[Problem details]: Pictures within the data are to be left out; everything else must be reproduced exactly.

--------------------------------

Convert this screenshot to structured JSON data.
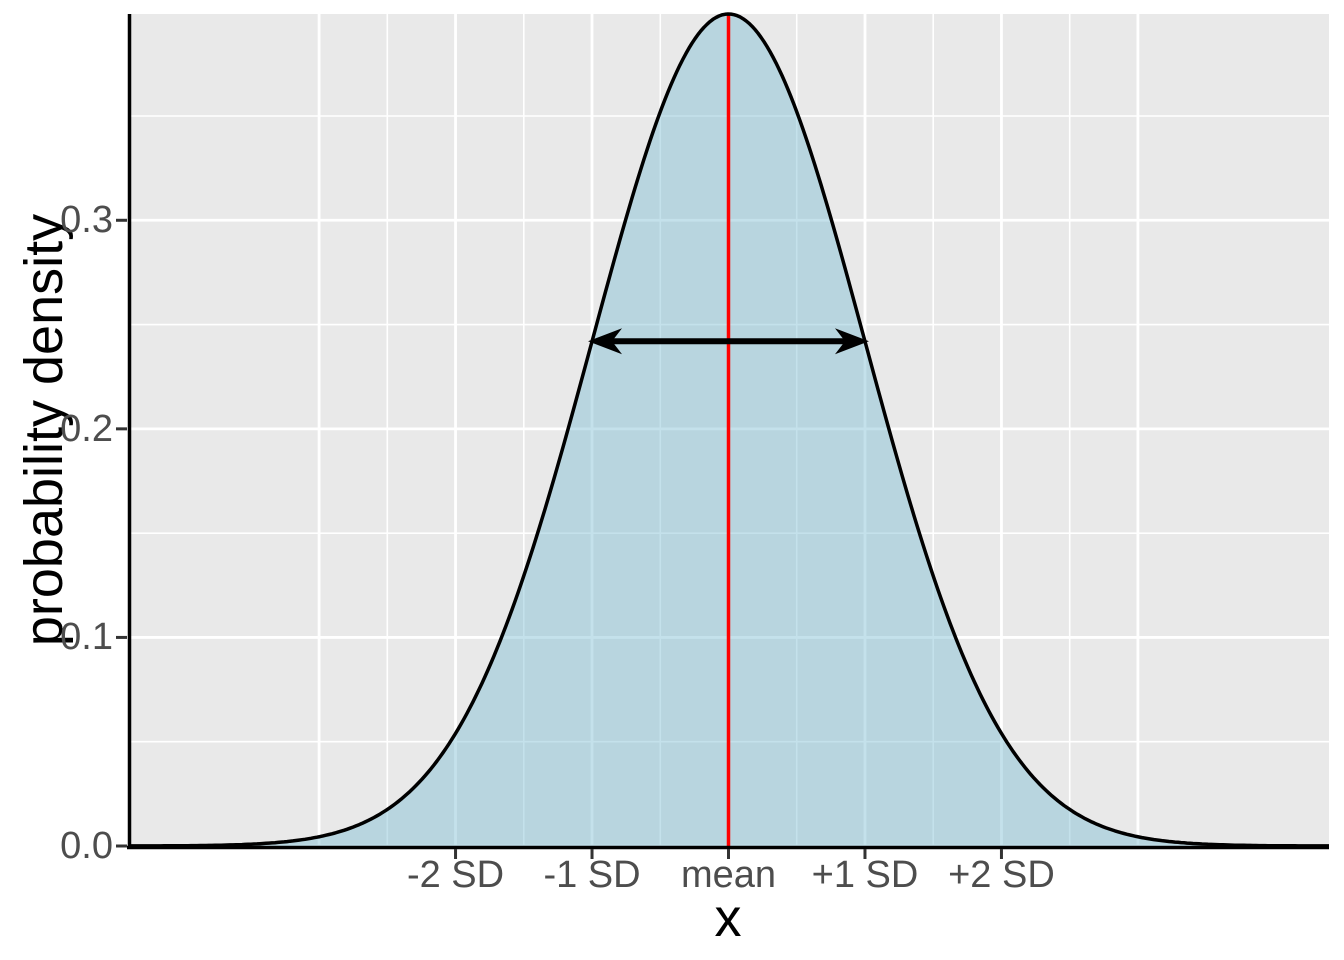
{
  "chart_data": {
    "type": "area",
    "title": "",
    "xlabel": "x",
    "ylabel": "probability density",
    "x_ticks": [
      -2,
      -1,
      0,
      1,
      2
    ],
    "x_tick_labels": [
      "-2 SD",
      "-1 SD",
      "mean",
      "+1 SD",
      "+2 SD"
    ],
    "y_ticks": [
      0,
      0.1,
      0.2,
      0.3
    ],
    "y_tick_labels": [
      "0.0",
      "0.1",
      "0.2",
      "0.3"
    ],
    "xlim": [
      -4.4,
      4.4
    ],
    "ylim": [
      0,
      0.3989
    ],
    "x_grid_major": [
      -3,
      -2,
      -1,
      0,
      1,
      2,
      3
    ],
    "x_grid_minor": [
      -2.5,
      -1.5,
      -0.5,
      0.5,
      1.5,
      2.5
    ],
    "y_grid_major": [
      0,
      0.1,
      0.2,
      0.3
    ],
    "y_grid_minor": [
      0.05,
      0.15,
      0.25,
      0.35
    ],
    "grid": true,
    "legend": false,
    "curve": {
      "distribution": "normal",
      "mean": 0,
      "sd": 1,
      "peak_density": 0.3989,
      "samples": [
        {
          "x": -4.0,
          "y": 0.0001
        },
        {
          "x": -3.5,
          "y": 0.0009
        },
        {
          "x": -3.0,
          "y": 0.0044
        },
        {
          "x": -2.5,
          "y": 0.0175
        },
        {
          "x": -2.0,
          "y": 0.054
        },
        {
          "x": -1.5,
          "y": 0.1295
        },
        {
          "x": -1.0,
          "y": 0.242
        },
        {
          "x": -0.5,
          "y": 0.3521
        },
        {
          "x": 0.0,
          "y": 0.3989
        },
        {
          "x": 0.5,
          "y": 0.3521
        },
        {
          "x": 1.0,
          "y": 0.242
        },
        {
          "x": 1.5,
          "y": 0.1295
        },
        {
          "x": 2.0,
          "y": 0.054
        },
        {
          "x": 2.5,
          "y": 0.0175
        },
        {
          "x": 3.0,
          "y": 0.0044
        },
        {
          "x": 3.5,
          "y": 0.0009
        },
        {
          "x": 4.0,
          "y": 0.0001
        }
      ]
    },
    "annotations": {
      "mean_line": {
        "x": 0,
        "color": "#ff0000"
      },
      "sd_arrow": {
        "x_from": -1,
        "x_to": 1,
        "y": 0.242,
        "color": "#000000"
      }
    },
    "colors": {
      "panel_background": "#e9e9e9",
      "grid": "#ffffff",
      "area_fill": "rgba(125,188,210,0.45)",
      "curve_stroke": "#000000",
      "axis_line": "#000000",
      "tick_mark": "#333333",
      "tick_label": "#4d4d4d",
      "axis_title": "#000000"
    }
  }
}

--------------------------------

[The response]:
Convert this screenshot to structured JSON data.
{
  "chart_data": {
    "type": "area",
    "title": "",
    "xlabel": "x",
    "ylabel": "probability density",
    "x_ticks": [
      -2,
      -1,
      0,
      1,
      2
    ],
    "x_tick_labels": [
      "-2 SD",
      "-1 SD",
      "mean",
      "+1 SD",
      "+2 SD"
    ],
    "y_ticks": [
      0,
      0.1,
      0.2,
      0.3
    ],
    "y_tick_labels": [
      "0.0",
      "0.1",
      "0.2",
      "0.3"
    ],
    "xlim": [
      -4.4,
      4.4
    ],
    "ylim": [
      0,
      0.3989
    ],
    "x_grid_major": [
      -3,
      -2,
      -1,
      0,
      1,
      2,
      3
    ],
    "x_grid_minor": [
      -2.5,
      -1.5,
      -0.5,
      0.5,
      1.5,
      2.5
    ],
    "y_grid_major": [
      0,
      0.1,
      0.2,
      0.3
    ],
    "y_grid_minor": [
      0.05,
      0.15,
      0.25,
      0.35
    ],
    "grid": true,
    "legend": false,
    "curve": {
      "distribution": "normal",
      "mean": 0,
      "sd": 1,
      "peak_density": 0.3989,
      "samples": [
        {
          "x": -4.0,
          "y": 0.0001
        },
        {
          "x": -3.5,
          "y": 0.0009
        },
        {
          "x": -3.0,
          "y": 0.0044
        },
        {
          "x": -2.5,
          "y": 0.0175
        },
        {
          "x": -2.0,
          "y": 0.054
        },
        {
          "x": -1.5,
          "y": 0.1295
        },
        {
          "x": -1.0,
          "y": 0.242
        },
        {
          "x": -0.5,
          "y": 0.3521
        },
        {
          "x": 0.0,
          "y": 0.3989
        },
        {
          "x": 0.5,
          "y": 0.3521
        },
        {
          "x": 1.0,
          "y": 0.242
        },
        {
          "x": 1.5,
          "y": 0.1295
        },
        {
          "x": 2.0,
          "y": 0.054
        },
        {
          "x": 2.5,
          "y": 0.0175
        },
        {
          "x": 3.0,
          "y": 0.0044
        },
        {
          "x": 3.5,
          "y": 0.0009
        },
        {
          "x": 4.0,
          "y": 0.0001
        }
      ]
    },
    "annotations": {
      "mean_line": {
        "x": 0,
        "color": "#ff0000"
      },
      "sd_arrow": {
        "x_from": -1,
        "x_to": 1,
        "y": 0.242,
        "color": "#000000"
      }
    },
    "colors": {
      "panel_background": "#e9e9e9",
      "grid": "#ffffff",
      "area_fill": "rgba(125,188,210,0.45)",
      "curve_stroke": "#000000",
      "axis_line": "#000000",
      "tick_mark": "#333333",
      "tick_label": "#4d4d4d",
      "axis_title": "#000000"
    }
  }
}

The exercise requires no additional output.